# Description of the task:
Reproduce all of the entries below exactly, without a single change.

Record extracts Block Start

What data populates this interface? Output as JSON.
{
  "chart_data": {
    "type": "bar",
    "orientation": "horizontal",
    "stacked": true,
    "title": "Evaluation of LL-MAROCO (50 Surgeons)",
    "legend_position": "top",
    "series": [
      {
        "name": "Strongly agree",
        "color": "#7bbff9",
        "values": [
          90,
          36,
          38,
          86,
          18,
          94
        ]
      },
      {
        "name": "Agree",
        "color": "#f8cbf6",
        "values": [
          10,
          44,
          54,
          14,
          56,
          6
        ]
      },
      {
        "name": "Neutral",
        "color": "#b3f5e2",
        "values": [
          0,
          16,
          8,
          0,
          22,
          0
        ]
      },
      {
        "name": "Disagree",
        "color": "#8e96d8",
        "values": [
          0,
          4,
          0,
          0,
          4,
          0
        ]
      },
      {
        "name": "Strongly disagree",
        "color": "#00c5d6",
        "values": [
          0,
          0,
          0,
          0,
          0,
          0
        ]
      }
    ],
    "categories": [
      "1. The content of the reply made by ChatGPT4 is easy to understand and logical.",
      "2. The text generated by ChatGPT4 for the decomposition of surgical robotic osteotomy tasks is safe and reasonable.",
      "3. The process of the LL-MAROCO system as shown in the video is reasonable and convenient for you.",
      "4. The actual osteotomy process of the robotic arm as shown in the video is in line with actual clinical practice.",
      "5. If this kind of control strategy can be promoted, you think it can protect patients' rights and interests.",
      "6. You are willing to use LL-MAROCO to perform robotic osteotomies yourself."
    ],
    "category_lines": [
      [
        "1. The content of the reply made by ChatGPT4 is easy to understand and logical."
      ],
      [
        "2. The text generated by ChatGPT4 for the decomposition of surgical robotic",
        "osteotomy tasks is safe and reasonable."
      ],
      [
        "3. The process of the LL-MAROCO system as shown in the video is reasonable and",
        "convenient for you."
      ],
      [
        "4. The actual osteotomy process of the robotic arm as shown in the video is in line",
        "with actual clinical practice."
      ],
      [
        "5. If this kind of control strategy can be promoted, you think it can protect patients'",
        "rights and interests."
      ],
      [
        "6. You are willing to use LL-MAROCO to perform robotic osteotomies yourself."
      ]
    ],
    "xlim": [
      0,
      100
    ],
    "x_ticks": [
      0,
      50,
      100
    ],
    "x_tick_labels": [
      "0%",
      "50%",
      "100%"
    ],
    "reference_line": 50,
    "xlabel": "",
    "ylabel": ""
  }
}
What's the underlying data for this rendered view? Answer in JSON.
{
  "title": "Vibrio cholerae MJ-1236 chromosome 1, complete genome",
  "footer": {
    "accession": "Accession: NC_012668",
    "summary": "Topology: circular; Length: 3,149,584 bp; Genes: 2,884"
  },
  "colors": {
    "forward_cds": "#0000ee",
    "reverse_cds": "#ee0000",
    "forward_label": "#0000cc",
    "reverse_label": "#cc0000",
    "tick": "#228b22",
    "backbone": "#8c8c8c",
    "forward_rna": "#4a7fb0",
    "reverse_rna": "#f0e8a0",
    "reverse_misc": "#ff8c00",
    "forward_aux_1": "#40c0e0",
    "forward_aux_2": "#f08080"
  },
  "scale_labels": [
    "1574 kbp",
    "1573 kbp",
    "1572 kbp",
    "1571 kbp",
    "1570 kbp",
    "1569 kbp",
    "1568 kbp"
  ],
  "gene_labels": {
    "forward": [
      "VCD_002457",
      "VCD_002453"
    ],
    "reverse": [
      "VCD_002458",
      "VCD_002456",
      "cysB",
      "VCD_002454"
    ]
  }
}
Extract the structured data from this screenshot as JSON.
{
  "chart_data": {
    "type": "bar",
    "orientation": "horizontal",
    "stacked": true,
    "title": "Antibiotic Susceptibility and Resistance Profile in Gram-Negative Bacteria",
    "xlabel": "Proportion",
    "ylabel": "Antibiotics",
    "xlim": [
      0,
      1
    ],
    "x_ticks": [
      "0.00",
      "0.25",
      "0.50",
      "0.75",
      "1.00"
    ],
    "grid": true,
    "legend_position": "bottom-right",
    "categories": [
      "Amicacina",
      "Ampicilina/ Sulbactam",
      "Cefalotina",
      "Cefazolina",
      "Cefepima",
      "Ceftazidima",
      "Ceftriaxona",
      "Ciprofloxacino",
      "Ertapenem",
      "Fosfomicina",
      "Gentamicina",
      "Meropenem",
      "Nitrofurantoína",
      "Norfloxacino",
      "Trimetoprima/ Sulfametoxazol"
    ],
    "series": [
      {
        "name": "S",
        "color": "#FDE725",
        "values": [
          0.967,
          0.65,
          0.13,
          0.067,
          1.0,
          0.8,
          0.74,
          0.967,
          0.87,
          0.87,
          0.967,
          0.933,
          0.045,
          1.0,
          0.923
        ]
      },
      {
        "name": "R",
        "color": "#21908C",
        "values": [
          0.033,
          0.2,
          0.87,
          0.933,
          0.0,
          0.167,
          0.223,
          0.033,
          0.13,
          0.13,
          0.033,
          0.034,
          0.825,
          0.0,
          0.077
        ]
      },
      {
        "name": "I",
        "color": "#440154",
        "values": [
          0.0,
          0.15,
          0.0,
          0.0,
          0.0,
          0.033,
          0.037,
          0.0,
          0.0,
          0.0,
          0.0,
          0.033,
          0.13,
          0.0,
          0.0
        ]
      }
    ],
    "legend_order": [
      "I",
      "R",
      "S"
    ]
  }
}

Record extracts Block End

# Solution to the problem:
What data populates this interface? Output as JSON.
{
  "chart_data": {
    "type": "bar",
    "orientation": "horizontal",
    "stacked": true,
    "title": "Evaluation of LL-MAROCO (50 Surgeons)",
    "legend_position": "top",
    "series": [
      {
        "name": "Strongly agree",
        "color": "#7bbff9",
        "values": [
          90,
          36,
          38,
          86,
          18,
          94
        ]
      },
      {
        "name": "Agree",
        "color": "#f8cbf6",
        "values": [
          10,
          44,
          54,
          14,
          56,
          6
        ]
      },
      {
        "name": "Neutral",
        "color": "#b3f5e2",
        "values": [
          0,
          16,
          8,
          0,
          22,
          0
        ]
      },
      {
        "name": "Disagree",
        "color": "#8e96d8",
        "values": [
          0,
          4,
          0,
          0,
          4,
          0
        ]
      },
      {
        "name": "Strongly disagree",
        "color": "#00c5d6",
        "values": [
          0,
          0,
          0,
          0,
          0,
          0
        ]
      }
    ],
    "categories": [
      "1. The content of the reply made by ChatGPT4 is easy to understand and logical.",
      "2. The text generated by ChatGPT4 for the decomposition of surgical robotic osteotomy tasks is safe and reasonable.",
      "3. The process of the LL-MAROCO system as shown in the video is reasonable and convenient for you.",
      "4. The actual osteotomy process of the robotic arm as shown in the video is in line with actual clinical practice.",
      "5. If this kind of control strategy can be promoted, you think it can protect patients' rights and interests.",
      "6. You are willing to use LL-MAROCO to perform robotic osteotomies yourself."
    ],
    "category_lines": [
      [
        "1. The content of the reply made by ChatGPT4 is easy to understand and logical."
      ],
      [
        "2. The text generated by ChatGPT4 for the decomposition of surgical robotic",
        "osteotomy tasks is safe and reasonable."
      ],
      [
        "3. The process of the LL-MAROCO system as shown in the video is reasonable and",
        "convenient for you."
      ],
      [
        "4. The actual osteotomy process of the robotic arm as shown in the video is in line",
        "with actual clinical practice."
      ],
      [
        "5. If this kind of control strategy can be promoted, you think it can protect patients'",
        "rights and interests."
      ],
      [
        "6. You are willing to use LL-MAROCO to perform robotic osteotomies yourself."
      ]
    ],
    "xlim": [
      0,
      100
    ],
    "x_ticks": [
      0,
      50,
      100
    ],
    "x_tick_labels": [
      "0%",
      "50%",
      "100%"
    ],
    "reference_line": 50,
    "xlabel": "",
    "ylabel": ""
  }
}
What's the underlying data for this rendered view? Answer in JSON.
{
  "title": "Vibrio cholerae MJ-1236 chromosome 1, complete genome",
  "footer": {
    "accession": "Accession: NC_012668",
    "summary": "Topology: circular; Length: 3,149,584 bp; Genes: 2,884"
  },
  "colors": {
    "forward_cds": "#0000ee",
    "reverse_cds": "#ee0000",
    "forward_label": "#0000cc",
    "reverse_label": "#cc0000",
    "tick": "#228b22",
    "backbone": "#8c8c8c",
    "forward_rna": "#4a7fb0",
    "reverse_rna": "#f0e8a0",
    "reverse_misc": "#ff8c00",
    "forward_aux_1": "#40c0e0",
    "forward_aux_2": "#f08080"
  },
  "scale_labels": [
    "1574 kbp",
    "1573 kbp",
    "1572 kbp",
    "1571 kbp",
    "1570 kbp",
    "1569 kbp",
    "1568 kbp"
  ],
  "gene_labels": {
    "forward": [
      "VCD_002457",
      "VCD_002453"
    ],
    "reverse": [
      "VCD_002458",
      "VCD_002456",
      "cysB",
      "VCD_002454"
    ]
  }
}
Extract the structured data from this screenshot as JSON.
{
  "chart_data": {
    "type": "bar",
    "orientation": "horizontal",
    "stacked": true,
    "title": "Antibiotic Susceptibility and Resistance Profile in Gram-Negative Bacteria",
    "xlabel": "Proportion",
    "ylabel": "Antibiotics",
    "xlim": [
      0,
      1
    ],
    "x_ticks": [
      "0.00",
      "0.25",
      "0.50",
      "0.75",
      "1.00"
    ],
    "grid": true,
    "legend_position": "bottom-right",
    "categories": [
      "Amicacina",
      "Ampicilina/ Sulbactam",
      "Cefalotina",
      "Cefazolina",
      "Cefepima",
      "Ceftazidima",
      "Ceftriaxona",
      "Ciprofloxacino",
      "Ertapenem",
      "Fosfomicina",
      "Gentamicina",
      "Meropenem",
      "Nitrofurantoína",
      "Norfloxacino",
      "Trimetoprima/ Sulfametoxazol"
    ],
    "series": [
      {
        "name": "S",
        "color": "#FDE725",
        "values": [
          0.967,
          0.65,
          0.13,
          0.067,
          1.0,
          0.8,
          0.74,
          0.967,
          0.87,
          0.87,
          0.967,
          0.933,
          0.045,
          1.0,
          0.923
        ]
      },
      {
        "name": "R",
        "color": "#21908C",
        "values": [
          0.033,
          0.2,
          0.87,
          0.933,
          0.0,
          0.167,
          0.223,
          0.033,
          0.13,
          0.13,
          0.033,
          0.034,
          0.825,
          0.0,
          0.077
        ]
      },
      {
        "name": "I",
        "color": "#440154",
        "values": [
          0.0,
          0.15,
          0.0,
          0.0,
          0.0,
          0.033,
          0.037,
          0.0,
          0.0,
          0.0,
          0.0,
          0.033,
          0.13,
          0.0,
          0.0
        ]
      }
    ],
    "legend_order": [
      "I",
      "R",
      "S"
    ]
  }
}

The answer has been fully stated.